Work to be completed: Pull out every line below that contains the word "last".

[Data listing]

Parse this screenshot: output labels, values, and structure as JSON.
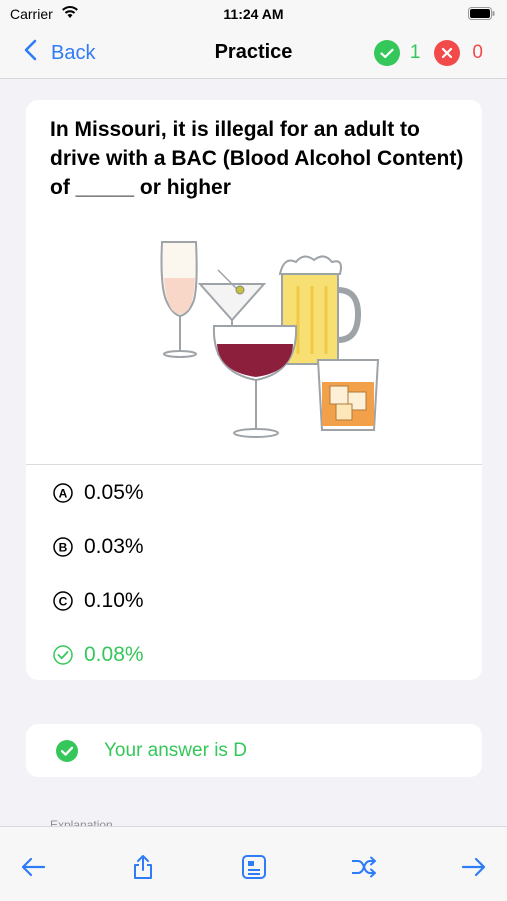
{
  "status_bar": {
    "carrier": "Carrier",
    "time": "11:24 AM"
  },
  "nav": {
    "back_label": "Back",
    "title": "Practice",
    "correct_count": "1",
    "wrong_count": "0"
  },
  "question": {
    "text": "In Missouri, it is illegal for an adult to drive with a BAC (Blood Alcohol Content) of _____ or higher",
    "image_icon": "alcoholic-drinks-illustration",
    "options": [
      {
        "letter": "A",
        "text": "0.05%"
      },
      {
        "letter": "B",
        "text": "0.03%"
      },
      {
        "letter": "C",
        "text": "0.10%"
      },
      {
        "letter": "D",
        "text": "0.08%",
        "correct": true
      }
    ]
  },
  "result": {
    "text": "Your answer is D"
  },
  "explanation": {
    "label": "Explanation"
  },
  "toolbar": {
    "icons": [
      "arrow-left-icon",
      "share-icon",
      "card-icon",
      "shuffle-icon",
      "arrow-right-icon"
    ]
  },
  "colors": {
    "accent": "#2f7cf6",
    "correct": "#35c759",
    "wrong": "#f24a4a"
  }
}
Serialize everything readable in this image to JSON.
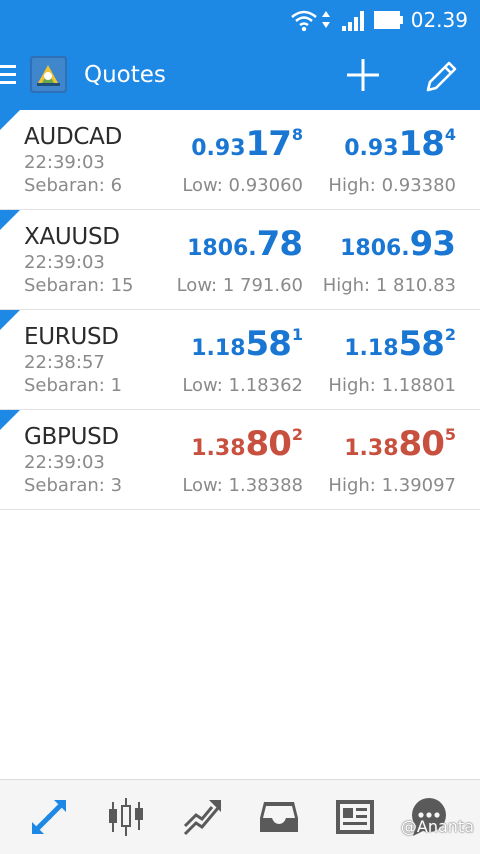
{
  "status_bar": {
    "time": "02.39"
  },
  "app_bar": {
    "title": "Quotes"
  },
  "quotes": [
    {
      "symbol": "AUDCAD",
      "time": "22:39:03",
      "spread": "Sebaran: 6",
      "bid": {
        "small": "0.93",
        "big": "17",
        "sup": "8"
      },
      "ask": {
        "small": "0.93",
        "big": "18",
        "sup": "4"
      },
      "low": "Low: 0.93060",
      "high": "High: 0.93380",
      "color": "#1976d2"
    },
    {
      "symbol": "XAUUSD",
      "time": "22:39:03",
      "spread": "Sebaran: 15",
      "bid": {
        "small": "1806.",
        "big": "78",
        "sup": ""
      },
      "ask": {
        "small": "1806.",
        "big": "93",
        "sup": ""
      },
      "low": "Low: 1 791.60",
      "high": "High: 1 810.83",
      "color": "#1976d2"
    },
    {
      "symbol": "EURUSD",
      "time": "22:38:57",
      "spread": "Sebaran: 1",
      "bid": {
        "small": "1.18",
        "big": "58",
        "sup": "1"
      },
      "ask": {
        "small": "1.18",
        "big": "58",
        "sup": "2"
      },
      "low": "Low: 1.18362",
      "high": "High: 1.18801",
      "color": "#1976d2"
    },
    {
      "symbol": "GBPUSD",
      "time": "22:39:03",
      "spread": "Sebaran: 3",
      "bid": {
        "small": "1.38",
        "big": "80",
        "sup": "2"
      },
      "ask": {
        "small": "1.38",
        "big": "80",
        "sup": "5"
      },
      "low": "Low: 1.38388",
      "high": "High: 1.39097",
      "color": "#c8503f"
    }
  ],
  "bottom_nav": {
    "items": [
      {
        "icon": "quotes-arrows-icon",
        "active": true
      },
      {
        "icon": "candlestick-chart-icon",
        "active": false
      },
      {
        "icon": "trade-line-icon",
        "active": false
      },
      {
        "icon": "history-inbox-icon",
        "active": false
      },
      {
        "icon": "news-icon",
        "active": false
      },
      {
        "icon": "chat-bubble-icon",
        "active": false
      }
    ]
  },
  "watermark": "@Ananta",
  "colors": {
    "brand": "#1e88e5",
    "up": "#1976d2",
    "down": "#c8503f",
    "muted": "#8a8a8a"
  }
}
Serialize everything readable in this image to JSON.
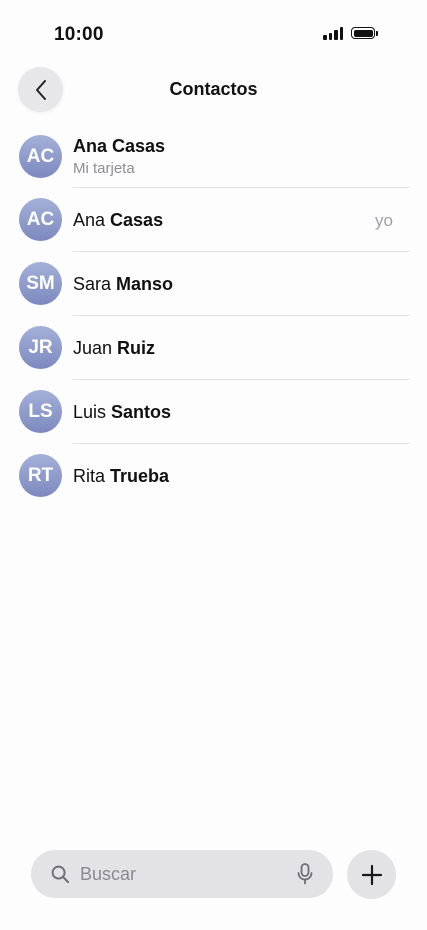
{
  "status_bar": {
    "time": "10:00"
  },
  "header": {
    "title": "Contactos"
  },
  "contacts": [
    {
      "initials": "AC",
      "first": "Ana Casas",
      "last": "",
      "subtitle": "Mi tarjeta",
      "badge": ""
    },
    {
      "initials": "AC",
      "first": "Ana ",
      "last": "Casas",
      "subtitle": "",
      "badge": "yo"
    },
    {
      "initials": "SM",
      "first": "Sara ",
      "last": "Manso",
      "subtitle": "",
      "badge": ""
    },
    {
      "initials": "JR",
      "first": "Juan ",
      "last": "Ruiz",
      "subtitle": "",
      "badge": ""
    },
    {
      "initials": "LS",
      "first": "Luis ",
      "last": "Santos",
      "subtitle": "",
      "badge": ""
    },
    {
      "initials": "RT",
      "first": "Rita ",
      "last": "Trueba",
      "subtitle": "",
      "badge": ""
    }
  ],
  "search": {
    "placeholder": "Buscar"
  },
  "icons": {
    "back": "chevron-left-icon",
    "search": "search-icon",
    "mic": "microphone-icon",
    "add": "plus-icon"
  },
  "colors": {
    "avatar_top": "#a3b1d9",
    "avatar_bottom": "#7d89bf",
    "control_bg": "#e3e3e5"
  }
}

Response to the task:
      "last": "",
      "last": "Casas",
      "last": "Manso",
      "last": "Ruiz",
      "last": "Santos",
      "last": "Trueba",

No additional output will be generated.